◆ **Problem description**: Every entry must be repeated exactly. Exclude all pictures.

+---+

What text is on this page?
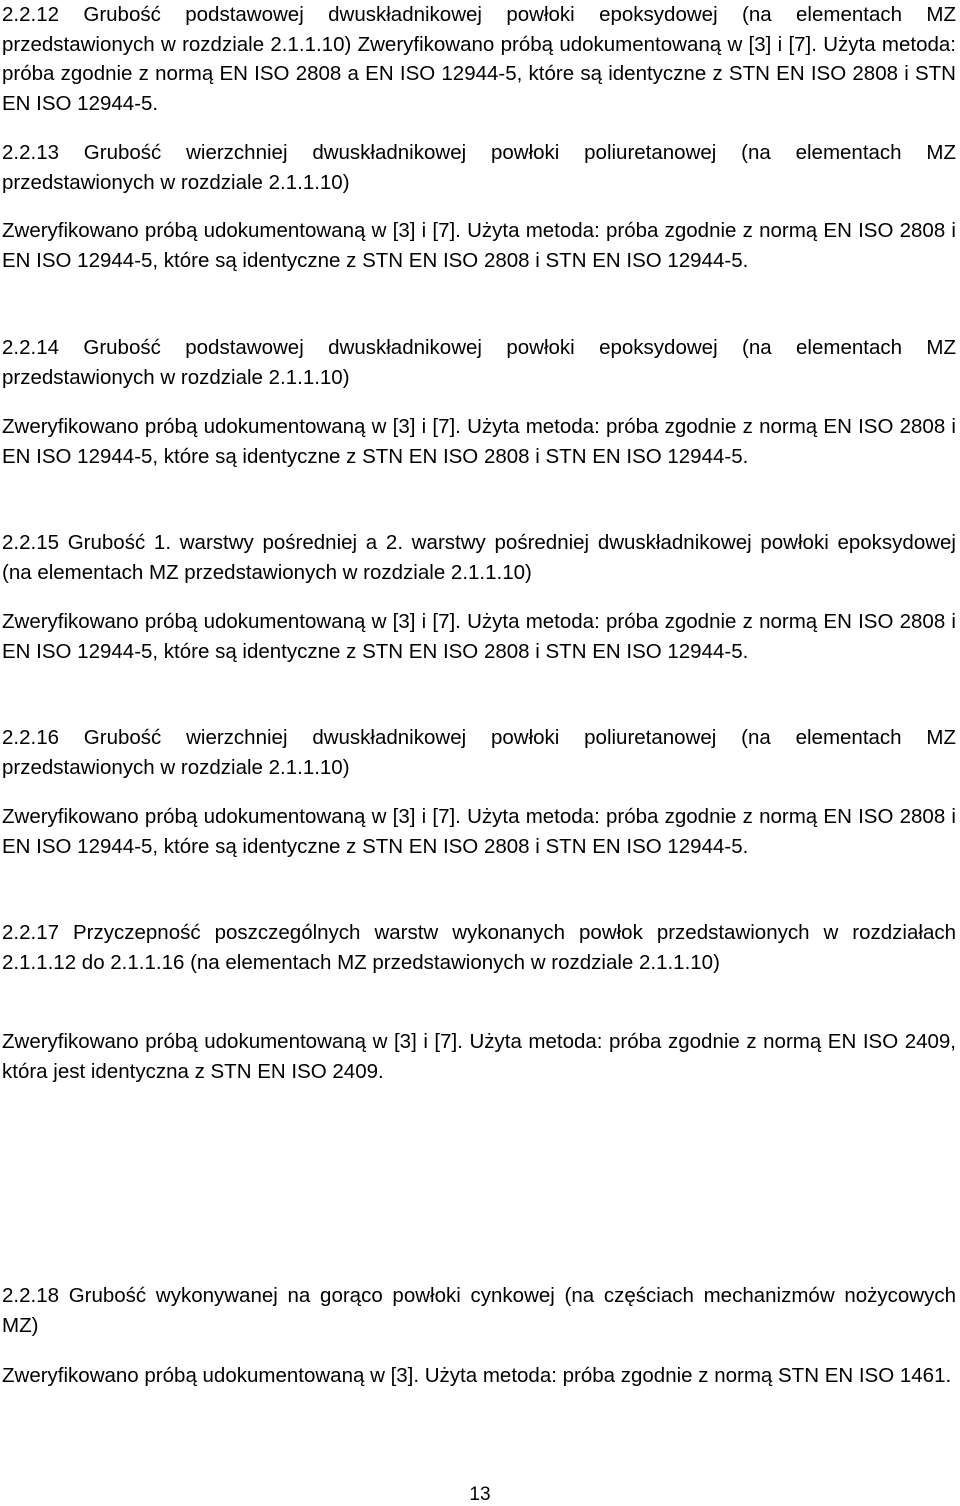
2.2.12 Grubość podstawowej dwuskładnikowej powłoki epoksydowej (na elementach MZ przedstawionych w rozdziale 2.1.1.10) Zweryfikowano próbą udokumentowaną w [3] i [7]. Użyta metoda: próba zgodnie z normą EN ISO 2808 a EN ISO 12944-5, które są identyczne z STN EN ISO 2808 i STN EN ISO 12944-5.

2.2.13 Grubość wierzchniej dwuskładnikowej powłoki poliuretanowej (na elementach MZ przedstawionych w rozdziale 2.1.1.10)

Zweryfikowano próbą udokumentowaną w [3] i [7]. Użyta metoda: próba zgodnie z normą EN ISO 2808 i EN ISO 12944-5, które są identyczne z STN EN ISO 2808 i STN EN ISO 12944-5.

2.2.14 Grubość podstawowej dwuskładnikowej powłoki epoksydowej (na elementach MZ przedstawionych w rozdziale 2.1.1.10)

Zweryfikowano próbą udokumentowaną w [3] i [7]. Użyta metoda: próba zgodnie z normą EN ISO 2808 i EN ISO 12944-5, które są identyczne z STN EN ISO 2808 i STN EN ISO 12944-5.

2.2.15 Grubość 1. warstwy pośredniej a 2. warstwy pośredniej dwuskładnikowej powłoki epoksydowej (na elementach MZ przedstawionych w rozdziale 2.1.1.10)

Zweryfikowano próbą udokumentowaną w [3] i [7]. Użyta metoda: próba zgodnie z normą EN ISO 2808 i EN ISO 12944-5, które są identyczne z STN EN ISO 2808 i STN EN ISO 12944-5.

2.2.16 Grubość wierzchniej dwuskładnikowej powłoki poliuretanowej (na elementach MZ przedstawionych w rozdziale 2.1.1.10)

Zweryfikowano próbą udokumentowaną w [3] i [7]. Użyta metoda: próba zgodnie z normą EN ISO 2808 i EN ISO 12944-5, które są identyczne z STN EN ISO 2808 i STN EN ISO 12944-5.

2.2.17 Przyczepność poszczególnych warstw wykonanych powłok przedstawionych w rozdziałach 2.1.1.12 do 2.1.1.16 (na elementach MZ przedstawionych w rozdziale 2.1.1.10)

Zweryfikowano próbą udokumentowaną w [3] i [7]. Użyta metoda: próba zgodnie z normą EN ISO 2409, która jest identyczna z STN EN ISO 2409.

2.2.18 Grubość wykonywanej na gorąco powłoki cynkowej (na częściach mechanizmów nożycowych MZ)

Zweryfikowano próbą udokumentowaną w [3]. Użyta metoda: próba zgodnie z normą STN EN ISO 1461.

13
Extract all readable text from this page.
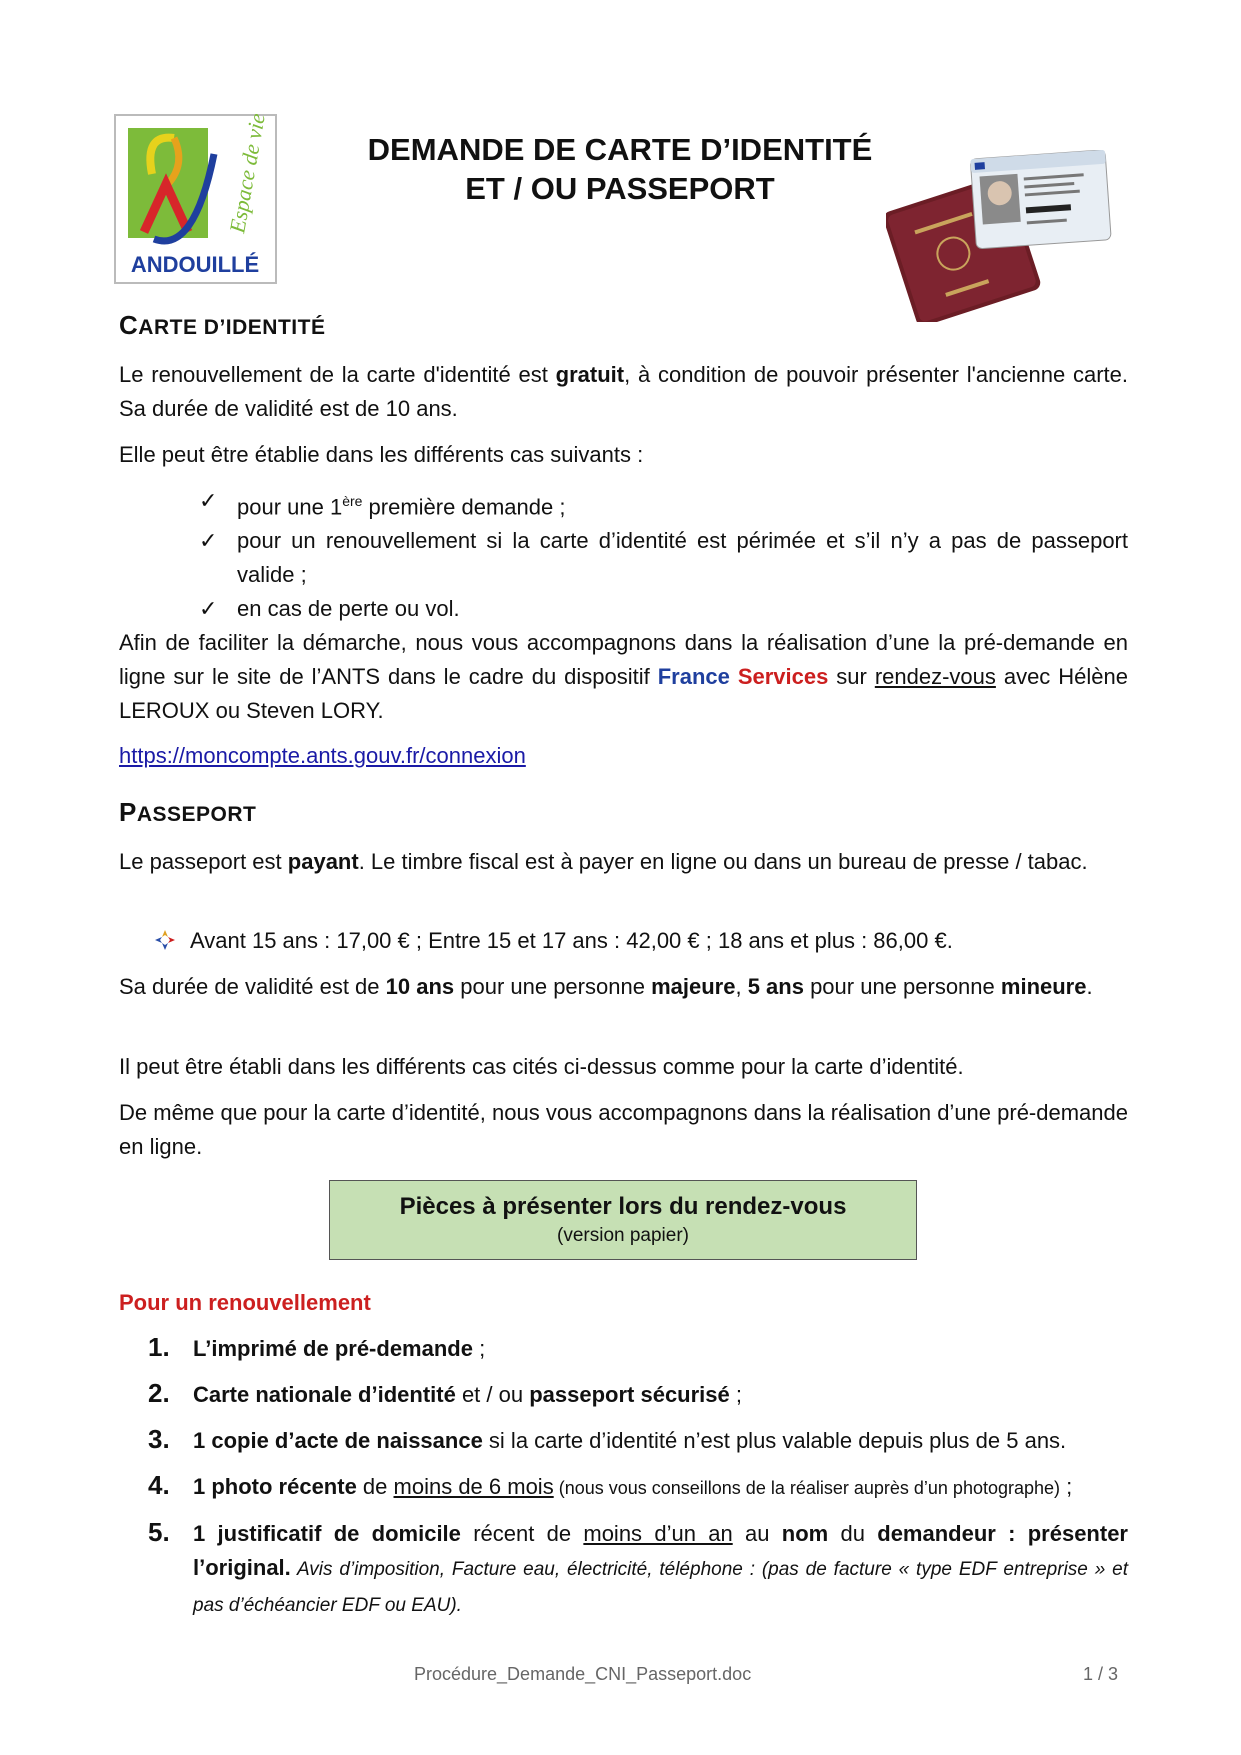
Espace de vie
ANDOUILLÉ
DEMANDE DE CARTE D’IDENTITÉ
ET / OU PASSEPORT
CARTE D’IDENTITÉ
Le renouvellement de la carte d'identité est gratuit, à condition de pouvoir présenter l'ancienne carte. Sa durée de validité est de 10 ans.
Elle peut être établie dans les différents cas suivants :
✓ pour une 1ère première demande ;
✓ pour un renouvellement si la carte d’identité est périmée et s’il n’y a pas de passeport valide ;
✓ en cas de perte ou vol.
Afin de faciliter la démarche, nous vous accompagnons dans la réalisation d’une la pré-demande en ligne sur le site de l’ANTS dans le cadre du dispositif France Services sur rendez-vous avec Hélène LEROUX ou Steven LORY.
https://moncompte.ants.gouv.fr/connexion
PASSEPORT
Le passeport est payant. Le timbre fiscal est à payer en ligne ou dans un bureau de presse / tabac.
Avant 15 ans : 17,00 € ; Entre 15 et 17 ans : 42,00 € ; 18 ans et plus : 86,00 €.
Sa durée de validité est de 10 ans pour une personne majeure, 5 ans pour une personne mineure.
Il peut être établi dans les différents cas cités ci-dessus comme pour la carte d’identité.
De même que pour la carte d’identité, nous vous accompagnons dans la réalisation d’une pré-demande en ligne.
Pièces à présenter lors du rendez-vous
(version papier)
Pour un renouvellement
1. L’imprimé de pré-demande ;
2. Carte nationale d’identité et / ou passeport sécurisé ;
3. 1 copie d’acte de naissance si la carte d’identité n’est plus valable depuis plus de 5 ans.
4. 1 photo récente de moins de 6 mois (nous vous conseillons de la réaliser auprès d’un photographe) ;
5. 1 justificatif de domicile récent de moins d’un an au nom du demandeur : présenter l’original. Avis d’imposition, Facture eau, électricité, téléphone : (pas de facture « type EDF entreprise » et pas d’échéancier EDF ou EAU).
Procédure_Demande_CNI_Passeport.doc	1 / 3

+---+

◆ **Result of the exercise**:
What text is on this page?
2.2.12 Grubość podstawowej dwuskładnikowej powłoki epoksydowej (na elementach MZ przedstawionych w rozdziale 2.1.1.10) Zweryfikowano próbą udokumentowaną w [3] i [7]. Użyta metoda: próba zgodnie z normą EN ISO 2808 a EN ISO 12944-5, które są identyczne z STN EN ISO 2808 i STN EN ISO 12944-5.

2.2.13 Grubość wierzchniej dwuskładnikowej powłoki poliuretanowej (na elementach MZ przedstawionych w rozdziale 2.1.1.10)

Zweryfikowano próbą udokumentowaną w [3] i [7]. Użyta metoda: próba zgodnie z normą EN ISO 2808 i EN ISO 12944-5, które są identyczne z STN EN ISO 2808 i STN EN ISO 12944-5.

2.2.14 Grubość podstawowej dwuskładnikowej powłoki epoksydowej (na elementach MZ przedstawionych w rozdziale 2.1.1.10)

Zweryfikowano próbą udokumentowaną w [3] i [7]. Użyta metoda: próba zgodnie z normą EN ISO 2808 i EN ISO 12944-5, które są identyczne z STN EN ISO 2808 i STN EN ISO 12944-5.

2.2.15 Grubość 1. warstwy pośredniej a 2. warstwy pośredniej dwuskładnikowej powłoki epoksydowej (na elementach MZ przedstawionych w rozdziale 2.1.1.10)

Zweryfikowano próbą udokumentowaną w [3] i [7]. Użyta metoda: próba zgodnie z normą EN ISO 2808 i EN ISO 12944-5, które są identyczne z STN EN ISO 2808 i STN EN ISO 12944-5.

2.2.16 Grubość wierzchniej dwuskładnikowej powłoki poliuretanowej (na elementach MZ przedstawionych w rozdziale 2.1.1.10)

Zweryfikowano próbą udokumentowaną w [3] i [7]. Użyta metoda: próba zgodnie z normą EN ISO 2808 i EN ISO 12944-5, które są identyczne z STN EN ISO 2808 i STN EN ISO 12944-5.

2.2.17 Przyczepność poszczególnych warstw wykonanych powłok przedstawionych w rozdziałach 2.1.1.12 do 2.1.1.16 (na elementach MZ przedstawionych w rozdziale 2.1.1.10)

Zweryfikowano próbą udokumentowaną w [3] i [7]. Użyta metoda: próba zgodnie z normą EN ISO 2409, która jest identyczna z STN EN ISO 2409.

2.2.18 Grubość wykonywanej na gorąco powłoki cynkowej (na częściach mechanizmów nożycowych MZ)

Zweryfikowano próbą udokumentowaną w [3]. Użyta metoda: próba zgodnie z normą STN EN ISO 1461.

13
Extract all readable text from this page.
Espace de vie
ANDOUILLÉ
DEMANDE DE CARTE D’IDENTITÉ
ET / OU PASSEPORT
CARTE D’IDENTITÉ
Le renouvellement de la carte d'identité est gratuit, à condition de pouvoir présenter l'ancienne carte. Sa durée de validité est de 10 ans.
Elle peut être établie dans les différents cas suivants :
✓ pour une 1ère première demande ;
✓ pour un renouvellement si la carte d’identité est périmée et s’il n’y a pas de passeport valide ;
✓ en cas de perte ou vol.
Afin de faciliter la démarche, nous vous accompagnons dans la réalisation d’une la pré-demande en ligne sur le site de l’ANTS dans le cadre du dispositif France Services sur rendez-vous avec Hélène LEROUX ou Steven LORY.
https://moncompte.ants.gouv.fr/connexion
PASSEPORT
Le passeport est payant. Le timbre fiscal est à payer en ligne ou dans un bureau de presse / tabac.
Avant 15 ans : 17,00 € ; Entre 15 et 17 ans : 42,00 € ; 18 ans et plus : 86,00 €.
Sa durée de validité est de 10 ans pour une personne majeure, 5 ans pour une personne mineure.
Il peut être établi dans les différents cas cités ci-dessus comme pour la carte d’identité.
De même que pour la carte d’identité, nous vous accompagnons dans la réalisation d’une pré-demande en ligne.
Pièces à présenter lors du rendez-vous
(version papier)
Pour un renouvellement
1. L’imprimé de pré-demande ;
2. Carte nationale d’identité et / ou passeport sécurisé ;
3. 1 copie d’acte de naissance si la carte d’identité n’est plus valable depuis plus de 5 ans.
4. 1 photo récente de moins de 6 mois (nous vous conseillons de la réaliser auprès d’un photographe) ;
5. 1 justificatif de domicile récent de moins d’un an au nom du demandeur : présenter l’original. Avis d’imposition, Facture eau, électricité, téléphone : (pas de facture « type EDF entreprise » et pas d’échéancier EDF ou EAU).
Procédure_Demande_CNI_Passeport.doc	1 / 3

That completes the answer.